>> Start

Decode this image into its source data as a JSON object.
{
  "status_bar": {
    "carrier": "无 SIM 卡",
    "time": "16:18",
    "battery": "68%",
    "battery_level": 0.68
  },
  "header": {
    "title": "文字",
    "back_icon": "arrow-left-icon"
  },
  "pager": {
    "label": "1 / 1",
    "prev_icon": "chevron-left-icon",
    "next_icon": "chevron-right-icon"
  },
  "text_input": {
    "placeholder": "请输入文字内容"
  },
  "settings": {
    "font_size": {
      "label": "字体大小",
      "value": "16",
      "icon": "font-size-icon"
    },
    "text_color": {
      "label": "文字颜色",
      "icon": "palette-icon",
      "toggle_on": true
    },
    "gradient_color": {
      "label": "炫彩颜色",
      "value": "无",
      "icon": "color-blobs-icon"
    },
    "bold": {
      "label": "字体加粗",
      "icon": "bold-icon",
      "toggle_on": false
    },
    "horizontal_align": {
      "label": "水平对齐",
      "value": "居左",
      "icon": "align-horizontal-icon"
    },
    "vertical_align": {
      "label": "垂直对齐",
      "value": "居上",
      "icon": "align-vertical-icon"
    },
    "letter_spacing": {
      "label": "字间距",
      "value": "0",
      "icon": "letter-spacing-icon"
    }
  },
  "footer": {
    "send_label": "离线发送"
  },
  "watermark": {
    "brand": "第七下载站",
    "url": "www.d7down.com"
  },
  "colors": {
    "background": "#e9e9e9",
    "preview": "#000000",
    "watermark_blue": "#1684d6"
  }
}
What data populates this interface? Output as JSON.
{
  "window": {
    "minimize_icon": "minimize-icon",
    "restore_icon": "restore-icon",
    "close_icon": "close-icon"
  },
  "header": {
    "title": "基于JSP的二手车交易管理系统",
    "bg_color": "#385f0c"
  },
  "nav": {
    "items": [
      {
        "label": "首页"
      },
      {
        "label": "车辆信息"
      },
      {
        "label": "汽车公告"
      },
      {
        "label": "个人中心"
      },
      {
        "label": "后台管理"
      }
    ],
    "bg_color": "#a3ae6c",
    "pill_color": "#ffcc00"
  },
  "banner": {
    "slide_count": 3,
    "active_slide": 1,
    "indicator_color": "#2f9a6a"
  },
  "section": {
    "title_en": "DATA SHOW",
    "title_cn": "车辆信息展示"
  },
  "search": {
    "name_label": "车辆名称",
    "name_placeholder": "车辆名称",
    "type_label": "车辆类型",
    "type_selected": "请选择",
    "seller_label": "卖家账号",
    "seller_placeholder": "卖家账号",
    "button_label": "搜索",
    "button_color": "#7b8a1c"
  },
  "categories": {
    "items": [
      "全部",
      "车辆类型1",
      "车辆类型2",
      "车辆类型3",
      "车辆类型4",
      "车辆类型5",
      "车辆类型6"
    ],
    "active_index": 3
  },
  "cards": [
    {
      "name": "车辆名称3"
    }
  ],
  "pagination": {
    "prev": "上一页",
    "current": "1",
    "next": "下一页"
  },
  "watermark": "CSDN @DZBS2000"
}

>> End

WHAT YOU WILL DO: Take the data above and return it exactly.

THE ANSWER:
Decode this image into its source data as a JSON object.
{
  "status_bar": {
    "carrier": "无 SIM 卡",
    "time": "16:18",
    "battery": "68%",
    "battery_level": 0.68
  },
  "header": {
    "title": "文字",
    "back_icon": "arrow-left-icon"
  },
  "pager": {
    "label": "1 / 1",
    "prev_icon": "chevron-left-icon",
    "next_icon": "chevron-right-icon"
  },
  "text_input": {
    "placeholder": "请输入文字内容"
  },
  "settings": {
    "font_size": {
      "label": "字体大小",
      "value": "16",
      "icon": "font-size-icon"
    },
    "text_color": {
      "label": "文字颜色",
      "icon": "palette-icon",
      "toggle_on": true
    },
    "gradient_color": {
      "label": "炫彩颜色",
      "value": "无",
      "icon": "color-blobs-icon"
    },
    "bold": {
      "label": "字体加粗",
      "icon": "bold-icon",
      "toggle_on": false
    },
    "horizontal_align": {
      "label": "水平对齐",
      "value": "居左",
      "icon": "align-horizontal-icon"
    },
    "vertical_align": {
      "label": "垂直对齐",
      "value": "居上",
      "icon": "align-vertical-icon"
    },
    "letter_spacing": {
      "label": "字间距",
      "value": "0",
      "icon": "letter-spacing-icon"
    }
  },
  "footer": {
    "send_label": "离线发送"
  },
  "watermark": {
    "brand": "第七下载站",
    "url": "www.d7down.com"
  },
  "colors": {
    "background": "#e9e9e9",
    "preview": "#000000",
    "watermark_blue": "#1684d6"
  }
}
What data populates this interface? Output as JSON.
{
  "window": {
    "minimize_icon": "minimize-icon",
    "restore_icon": "restore-icon",
    "close_icon": "close-icon"
  },
  "header": {
    "title": "基于JSP的二手车交易管理系统",
    "bg_color": "#385f0c"
  },
  "nav": {
    "items": [
      {
        "label": "首页"
      },
      {
        "label": "车辆信息"
      },
      {
        "label": "汽车公告"
      },
      {
        "label": "个人中心"
      },
      {
        "label": "后台管理"
      }
    ],
    "bg_color": "#a3ae6c",
    "pill_color": "#ffcc00"
  },
  "banner": {
    "slide_count": 3,
    "active_slide": 1,
    "indicator_color": "#2f9a6a"
  },
  "section": {
    "title_en": "DATA SHOW",
    "title_cn": "车辆信息展示"
  },
  "search": {
    "name_label": "车辆名称",
    "name_placeholder": "车辆名称",
    "type_label": "车辆类型",
    "type_selected": "请选择",
    "seller_label": "卖家账号",
    "seller_placeholder": "卖家账号",
    "button_label": "搜索",
    "button_color": "#7b8a1c"
  },
  "categories": {
    "items": [
      "全部",
      "车辆类型1",
      "车辆类型2",
      "车辆类型3",
      "车辆类型4",
      "车辆类型5",
      "车辆类型6"
    ],
    "active_index": 3
  },
  "cards": [
    {
      "name": "车辆名称3"
    }
  ],
  "pagination": {
    "prev": "上一页",
    "current": "1",
    "next": "下一页"
  },
  "watermark": "CSDN @DZBS2000"
}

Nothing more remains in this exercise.